SET EXERCISE: Restate the entries word for word, omitting nothing.

═══ EXERCISE INPUT ═══

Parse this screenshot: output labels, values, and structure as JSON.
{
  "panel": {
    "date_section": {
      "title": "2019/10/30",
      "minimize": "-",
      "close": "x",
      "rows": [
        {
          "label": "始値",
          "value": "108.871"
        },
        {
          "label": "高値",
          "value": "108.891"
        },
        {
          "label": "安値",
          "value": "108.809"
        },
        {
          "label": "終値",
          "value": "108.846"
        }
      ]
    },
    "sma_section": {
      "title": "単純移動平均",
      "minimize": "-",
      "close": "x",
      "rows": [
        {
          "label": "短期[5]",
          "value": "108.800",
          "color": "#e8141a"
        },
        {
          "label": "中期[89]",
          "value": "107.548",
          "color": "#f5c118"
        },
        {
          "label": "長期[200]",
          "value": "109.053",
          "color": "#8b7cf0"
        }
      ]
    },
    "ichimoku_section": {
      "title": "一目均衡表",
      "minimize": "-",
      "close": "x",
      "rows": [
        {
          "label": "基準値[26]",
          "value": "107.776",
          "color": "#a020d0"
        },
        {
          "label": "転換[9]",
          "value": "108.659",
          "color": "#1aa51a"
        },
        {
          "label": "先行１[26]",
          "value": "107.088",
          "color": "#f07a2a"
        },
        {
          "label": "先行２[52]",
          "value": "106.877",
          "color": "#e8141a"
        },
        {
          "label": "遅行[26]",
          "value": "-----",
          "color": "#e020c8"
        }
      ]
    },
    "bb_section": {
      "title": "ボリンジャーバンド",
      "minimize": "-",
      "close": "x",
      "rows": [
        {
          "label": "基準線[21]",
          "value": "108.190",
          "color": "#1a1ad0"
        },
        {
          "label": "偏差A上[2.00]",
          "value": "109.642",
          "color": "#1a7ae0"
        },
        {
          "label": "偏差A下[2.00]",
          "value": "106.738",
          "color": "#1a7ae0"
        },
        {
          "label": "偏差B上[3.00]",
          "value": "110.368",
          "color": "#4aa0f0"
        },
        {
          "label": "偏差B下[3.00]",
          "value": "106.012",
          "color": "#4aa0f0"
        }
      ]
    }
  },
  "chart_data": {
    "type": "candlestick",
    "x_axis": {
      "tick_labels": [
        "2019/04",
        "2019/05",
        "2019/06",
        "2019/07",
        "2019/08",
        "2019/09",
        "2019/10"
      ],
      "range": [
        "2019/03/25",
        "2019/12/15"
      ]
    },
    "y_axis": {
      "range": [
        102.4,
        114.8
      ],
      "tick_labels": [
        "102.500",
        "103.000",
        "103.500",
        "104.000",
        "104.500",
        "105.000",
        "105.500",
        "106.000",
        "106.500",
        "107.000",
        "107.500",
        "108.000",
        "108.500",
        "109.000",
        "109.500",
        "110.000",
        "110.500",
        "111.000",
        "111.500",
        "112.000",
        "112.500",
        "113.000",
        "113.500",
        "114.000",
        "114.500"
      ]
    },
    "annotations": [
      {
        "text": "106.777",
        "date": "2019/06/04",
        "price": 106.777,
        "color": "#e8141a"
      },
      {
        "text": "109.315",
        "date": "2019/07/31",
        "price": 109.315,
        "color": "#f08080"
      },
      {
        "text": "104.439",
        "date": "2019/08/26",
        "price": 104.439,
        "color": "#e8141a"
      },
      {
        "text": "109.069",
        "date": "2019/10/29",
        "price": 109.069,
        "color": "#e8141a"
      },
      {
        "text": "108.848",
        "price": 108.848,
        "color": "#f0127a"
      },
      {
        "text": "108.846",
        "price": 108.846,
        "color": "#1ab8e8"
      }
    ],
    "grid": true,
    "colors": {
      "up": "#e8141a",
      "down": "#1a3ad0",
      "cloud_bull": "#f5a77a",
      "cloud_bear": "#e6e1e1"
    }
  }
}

═══

RESPONSE TO THE TASK:
Parse this screenshot: output labels, values, and structure as JSON.
{
  "panel": {
    "date_section": {
      "title": "2019/10/30",
      "minimize": "-",
      "close": "x",
      "rows": [
        {
          "label": "始値",
          "value": "108.871"
        },
        {
          "label": "高値",
          "value": "108.891"
        },
        {
          "label": "安値",
          "value": "108.809"
        },
        {
          "label": "終値",
          "value": "108.846"
        }
      ]
    },
    "sma_section": {
      "title": "単純移動平均",
      "minimize": "-",
      "close": "x",
      "rows": [
        {
          "label": "短期[5]",
          "value": "108.800",
          "color": "#e8141a"
        },
        {
          "label": "中期[89]",
          "value": "107.548",
          "color": "#f5c118"
        },
        {
          "label": "長期[200]",
          "value": "109.053",
          "color": "#8b7cf0"
        }
      ]
    },
    "ichimoku_section": {
      "title": "一目均衡表",
      "minimize": "-",
      "close": "x",
      "rows": [
        {
          "label": "基準値[26]",
          "value": "107.776",
          "color": "#a020d0"
        },
        {
          "label": "転換[9]",
          "value": "108.659",
          "color": "#1aa51a"
        },
        {
          "label": "先行１[26]",
          "value": "107.088",
          "color": "#f07a2a"
        },
        {
          "label": "先行２[52]",
          "value": "106.877",
          "color": "#e8141a"
        },
        {
          "label": "遅行[26]",
          "value": "-----",
          "color": "#e020c8"
        }
      ]
    },
    "bb_section": {
      "title": "ボリンジャーバンド",
      "minimize": "-",
      "close": "x",
      "rows": [
        {
          "label": "基準線[21]",
          "value": "108.190",
          "color": "#1a1ad0"
        },
        {
          "label": "偏差A上[2.00]",
          "value": "109.642",
          "color": "#1a7ae0"
        },
        {
          "label": "偏差A下[2.00]",
          "value": "106.738",
          "color": "#1a7ae0"
        },
        {
          "label": "偏差B上[3.00]",
          "value": "110.368",
          "color": "#4aa0f0"
        },
        {
          "label": "偏差B下[3.00]",
          "value": "106.012",
          "color": "#4aa0f0"
        }
      ]
    }
  },
  "chart_data": {
    "type": "candlestick",
    "x_axis": {
      "tick_labels": [
        "2019/04",
        "2019/05",
        "2019/06",
        "2019/07",
        "2019/08",
        "2019/09",
        "2019/10"
      ],
      "range": [
        "2019/03/25",
        "2019/12/15"
      ]
    },
    "y_axis": {
      "range": [
        102.4,
        114.8
      ],
      "tick_labels": [
        "102.500",
        "103.000",
        "103.500",
        "104.000",
        "104.500",
        "105.000",
        "105.500",
        "106.000",
        "106.500",
        "107.000",
        "107.500",
        "108.000",
        "108.500",
        "109.000",
        "109.500",
        "110.000",
        "110.500",
        "111.000",
        "111.500",
        "112.000",
        "112.500",
        "113.000",
        "113.500",
        "114.000",
        "114.500"
      ]
    },
    "annotations": [
      {
        "text": "106.777",
        "date": "2019/06/04",
        "price": 106.777,
        "color": "#e8141a"
      },
      {
        "text": "109.315",
        "date": "2019/07/31",
        "price": 109.315,
        "color": "#f08080"
      },
      {
        "text": "104.439",
        "date": "2019/08/26",
        "price": 104.439,
        "color": "#e8141a"
      },
      {
        "text": "109.069",
        "date": "2019/10/29",
        "price": 109.069,
        "color": "#e8141a"
      },
      {
        "text": "108.848",
        "price": 108.848,
        "color": "#f0127a"
      },
      {
        "text": "108.846",
        "price": 108.846,
        "color": "#1ab8e8"
      }
    ],
    "grid": true,
    "colors": {
      "up": "#e8141a",
      "down": "#1a3ad0",
      "cloud_bull": "#f5a77a",
      "cloud_bear": "#e6e1e1"
    }
  }
}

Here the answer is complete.